Extract each line of the data below exactly as written.

═══ Data listing ═══

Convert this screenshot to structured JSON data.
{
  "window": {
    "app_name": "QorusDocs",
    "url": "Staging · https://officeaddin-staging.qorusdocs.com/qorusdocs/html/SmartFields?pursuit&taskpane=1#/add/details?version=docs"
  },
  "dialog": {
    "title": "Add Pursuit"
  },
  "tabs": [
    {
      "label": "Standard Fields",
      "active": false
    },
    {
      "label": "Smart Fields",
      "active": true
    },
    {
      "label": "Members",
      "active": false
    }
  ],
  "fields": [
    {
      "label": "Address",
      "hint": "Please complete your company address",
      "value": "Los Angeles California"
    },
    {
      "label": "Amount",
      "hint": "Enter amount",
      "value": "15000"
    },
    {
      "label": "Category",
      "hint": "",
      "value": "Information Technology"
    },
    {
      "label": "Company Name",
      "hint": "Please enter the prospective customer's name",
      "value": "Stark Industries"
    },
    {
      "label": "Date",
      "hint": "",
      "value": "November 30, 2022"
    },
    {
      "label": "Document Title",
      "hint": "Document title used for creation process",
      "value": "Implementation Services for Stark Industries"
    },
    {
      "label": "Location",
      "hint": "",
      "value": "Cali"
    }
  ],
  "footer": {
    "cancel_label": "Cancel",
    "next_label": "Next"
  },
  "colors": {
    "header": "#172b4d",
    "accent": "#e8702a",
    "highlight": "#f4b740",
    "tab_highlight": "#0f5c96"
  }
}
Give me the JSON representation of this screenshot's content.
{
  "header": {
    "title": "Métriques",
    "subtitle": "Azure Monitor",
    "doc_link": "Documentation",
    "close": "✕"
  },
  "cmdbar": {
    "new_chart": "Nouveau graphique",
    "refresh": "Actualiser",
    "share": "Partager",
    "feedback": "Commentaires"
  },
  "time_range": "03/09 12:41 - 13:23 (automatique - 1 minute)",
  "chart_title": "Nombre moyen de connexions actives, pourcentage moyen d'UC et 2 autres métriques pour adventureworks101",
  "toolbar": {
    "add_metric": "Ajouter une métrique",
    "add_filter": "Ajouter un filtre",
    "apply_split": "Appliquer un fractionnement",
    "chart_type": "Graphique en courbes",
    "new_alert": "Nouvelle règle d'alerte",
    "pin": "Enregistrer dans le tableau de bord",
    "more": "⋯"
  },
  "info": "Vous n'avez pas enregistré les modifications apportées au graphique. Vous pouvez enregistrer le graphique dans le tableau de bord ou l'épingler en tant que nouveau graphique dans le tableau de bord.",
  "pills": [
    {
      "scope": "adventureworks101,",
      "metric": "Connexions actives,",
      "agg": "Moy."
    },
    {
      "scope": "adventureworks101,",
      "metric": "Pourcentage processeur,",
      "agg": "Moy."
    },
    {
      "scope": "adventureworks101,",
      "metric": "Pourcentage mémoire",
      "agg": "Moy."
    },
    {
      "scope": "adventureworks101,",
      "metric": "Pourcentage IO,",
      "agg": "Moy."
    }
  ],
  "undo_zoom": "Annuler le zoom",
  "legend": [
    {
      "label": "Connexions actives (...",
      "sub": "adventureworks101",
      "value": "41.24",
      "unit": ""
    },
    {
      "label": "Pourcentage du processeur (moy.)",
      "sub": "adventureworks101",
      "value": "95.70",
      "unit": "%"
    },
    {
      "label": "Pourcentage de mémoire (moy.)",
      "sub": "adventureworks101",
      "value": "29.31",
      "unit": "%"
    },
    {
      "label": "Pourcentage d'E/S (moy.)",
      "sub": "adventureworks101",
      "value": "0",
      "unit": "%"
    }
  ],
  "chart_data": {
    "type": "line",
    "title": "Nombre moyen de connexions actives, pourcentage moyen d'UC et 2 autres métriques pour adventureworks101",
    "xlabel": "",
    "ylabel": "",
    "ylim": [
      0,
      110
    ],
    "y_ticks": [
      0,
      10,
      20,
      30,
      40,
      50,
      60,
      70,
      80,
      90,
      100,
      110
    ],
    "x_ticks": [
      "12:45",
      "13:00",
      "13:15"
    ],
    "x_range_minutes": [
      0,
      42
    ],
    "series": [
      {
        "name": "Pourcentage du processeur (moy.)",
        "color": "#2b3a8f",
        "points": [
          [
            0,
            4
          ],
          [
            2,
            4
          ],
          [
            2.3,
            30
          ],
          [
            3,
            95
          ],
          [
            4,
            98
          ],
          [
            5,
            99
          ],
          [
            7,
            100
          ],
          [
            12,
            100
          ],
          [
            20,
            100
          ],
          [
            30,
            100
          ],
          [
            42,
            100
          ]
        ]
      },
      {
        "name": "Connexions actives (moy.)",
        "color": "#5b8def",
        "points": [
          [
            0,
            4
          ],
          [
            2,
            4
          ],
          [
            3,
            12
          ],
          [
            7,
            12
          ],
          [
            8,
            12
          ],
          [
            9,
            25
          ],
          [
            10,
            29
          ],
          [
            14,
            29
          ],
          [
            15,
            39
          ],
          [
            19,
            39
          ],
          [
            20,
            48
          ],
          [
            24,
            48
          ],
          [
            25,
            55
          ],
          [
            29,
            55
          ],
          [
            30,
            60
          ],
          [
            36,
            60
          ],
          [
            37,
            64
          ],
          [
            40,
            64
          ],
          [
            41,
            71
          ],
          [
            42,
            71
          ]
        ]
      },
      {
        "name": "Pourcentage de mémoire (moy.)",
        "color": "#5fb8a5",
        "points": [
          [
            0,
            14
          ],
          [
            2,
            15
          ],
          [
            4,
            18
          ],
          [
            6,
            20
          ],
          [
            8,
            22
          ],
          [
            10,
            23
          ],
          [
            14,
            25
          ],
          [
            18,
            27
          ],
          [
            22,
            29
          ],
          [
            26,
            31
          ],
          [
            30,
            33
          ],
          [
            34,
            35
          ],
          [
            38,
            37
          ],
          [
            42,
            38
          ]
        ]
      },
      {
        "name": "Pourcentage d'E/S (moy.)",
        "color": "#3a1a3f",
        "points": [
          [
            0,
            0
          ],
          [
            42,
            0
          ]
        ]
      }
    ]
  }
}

═══

• Expected answer
Convert this screenshot to structured JSON data.
{
  "window": {
    "app_name": "QorusDocs",
    "url": "Staging · https://officeaddin-staging.qorusdocs.com/qorusdocs/html/SmartFields?pursuit&taskpane=1#/add/details?version=docs"
  },
  "dialog": {
    "title": "Add Pursuit"
  },
  "tabs": [
    {
      "label": "Standard Fields",
      "active": false
    },
    {
      "label": "Smart Fields",
      "active": true
    },
    {
      "label": "Members",
      "active": false
    }
  ],
  "fields": [
    {
      "label": "Address",
      "hint": "Please complete your company address",
      "value": "Los Angeles California"
    },
    {
      "label": "Amount",
      "hint": "Enter amount",
      "value": "15000"
    },
    {
      "label": "Category",
      "hint": "",
      "value": "Information Technology"
    },
    {
      "label": "Company Name",
      "hint": "Please enter the prospective customer's name",
      "value": "Stark Industries"
    },
    {
      "label": "Date",
      "hint": "",
      "value": "November 30, 2022"
    },
    {
      "label": "Document Title",
      "hint": "Document title used for creation process",
      "value": "Implementation Services for Stark Industries"
    },
    {
      "label": "Location",
      "hint": "",
      "value": "Cali"
    }
  ],
  "footer": {
    "cancel_label": "Cancel",
    "next_label": "Next"
  },
  "colors": {
    "header": "#172b4d",
    "accent": "#e8702a",
    "highlight": "#f4b740",
    "tab_highlight": "#0f5c96"
  }
}
Give me the JSON representation of this screenshot's content.
{
  "header": {
    "title": "Métriques",
    "subtitle": "Azure Monitor",
    "doc_link": "Documentation",
    "close": "✕"
  },
  "cmdbar": {
    "new_chart": "Nouveau graphique",
    "refresh": "Actualiser",
    "share": "Partager",
    "feedback": "Commentaires"
  },
  "time_range": "03/09 12:41 - 13:23 (automatique - 1 minute)",
  "chart_title": "Nombre moyen de connexions actives, pourcentage moyen d'UC et 2 autres métriques pour adventureworks101",
  "toolbar": {
    "add_metric": "Ajouter une métrique",
    "add_filter": "Ajouter un filtre",
    "apply_split": "Appliquer un fractionnement",
    "chart_type": "Graphique en courbes",
    "new_alert": "Nouvelle règle d'alerte",
    "pin": "Enregistrer dans le tableau de bord",
    "more": "⋯"
  },
  "info": "Vous n'avez pas enregistré les modifications apportées au graphique. Vous pouvez enregistrer le graphique dans le tableau de bord ou l'épingler en tant que nouveau graphique dans le tableau de bord.",
  "pills": [
    {
      "scope": "adventureworks101,",
      "metric": "Connexions actives,",
      "agg": "Moy."
    },
    {
      "scope": "adventureworks101,",
      "metric": "Pourcentage processeur,",
      "agg": "Moy."
    },
    {
      "scope": "adventureworks101,",
      "metric": "Pourcentage mémoire",
      "agg": "Moy."
    },
    {
      "scope": "adventureworks101,",
      "metric": "Pourcentage IO,",
      "agg": "Moy."
    }
  ],
  "undo_zoom": "Annuler le zoom",
  "legend": [
    {
      "label": "Connexions actives (...",
      "sub": "adventureworks101",
      "value": "41.24",
      "unit": ""
    },
    {
      "label": "Pourcentage du processeur (moy.)",
      "sub": "adventureworks101",
      "value": "95.70",
      "unit": "%"
    },
    {
      "label": "Pourcentage de mémoire (moy.)",
      "sub": "adventureworks101",
      "value": "29.31",
      "unit": "%"
    },
    {
      "label": "Pourcentage d'E/S (moy.)",
      "sub": "adventureworks101",
      "value": "0",
      "unit": "%"
    }
  ],
  "chart_data": {
    "type": "line",
    "title": "Nombre moyen de connexions actives, pourcentage moyen d'UC et 2 autres métriques pour adventureworks101",
    "xlabel": "",
    "ylabel": "",
    "ylim": [
      0,
      110
    ],
    "y_ticks": [
      0,
      10,
      20,
      30,
      40,
      50,
      60,
      70,
      80,
      90,
      100,
      110
    ],
    "x_ticks": [
      "12:45",
      "13:00",
      "13:15"
    ],
    "x_range_minutes": [
      0,
      42
    ],
    "series": [
      {
        "name": "Pourcentage du processeur (moy.)",
        "color": "#2b3a8f",
        "points": [
          [
            0,
            4
          ],
          [
            2,
            4
          ],
          [
            2.3,
            30
          ],
          [
            3,
            95
          ],
          [
            4,
            98
          ],
          [
            5,
            99
          ],
          [
            7,
            100
          ],
          [
            12,
            100
          ],
          [
            20,
            100
          ],
          [
            30,
            100
          ],
          [
            42,
            100
          ]
        ]
      },
      {
        "name": "Connexions actives (moy.)",
        "color": "#5b8def",
        "points": [
          [
            0,
            4
          ],
          [
            2,
            4
          ],
          [
            3,
            12
          ],
          [
            7,
            12
          ],
          [
            8,
            12
          ],
          [
            9,
            25
          ],
          [
            10,
            29
          ],
          [
            14,
            29
          ],
          [
            15,
            39
          ],
          [
            19,
            39
          ],
          [
            20,
            48
          ],
          [
            24,
            48
          ],
          [
            25,
            55
          ],
          [
            29,
            55
          ],
          [
            30,
            60
          ],
          [
            36,
            60
          ],
          [
            37,
            64
          ],
          [
            40,
            64
          ],
          [
            41,
            71
          ],
          [
            42,
            71
          ]
        ]
      },
      {
        "name": "Pourcentage de mémoire (moy.)",
        "color": "#5fb8a5",
        "points": [
          [
            0,
            14
          ],
          [
            2,
            15
          ],
          [
            4,
            18
          ],
          [
            6,
            20
          ],
          [
            8,
            22
          ],
          [
            10,
            23
          ],
          [
            14,
            25
          ],
          [
            18,
            27
          ],
          [
            22,
            29
          ],
          [
            26,
            31
          ],
          [
            30,
            33
          ],
          [
            34,
            35
          ],
          [
            38,
            37
          ],
          [
            42,
            38
          ]
        ]
      },
      {
        "name": "Pourcentage d'E/S (moy.)",
        "color": "#3a1a3f",
        "points": [
          [
            0,
            0
          ],
          [
            42,
            0
          ]
        ]
      }
    ]
  }
}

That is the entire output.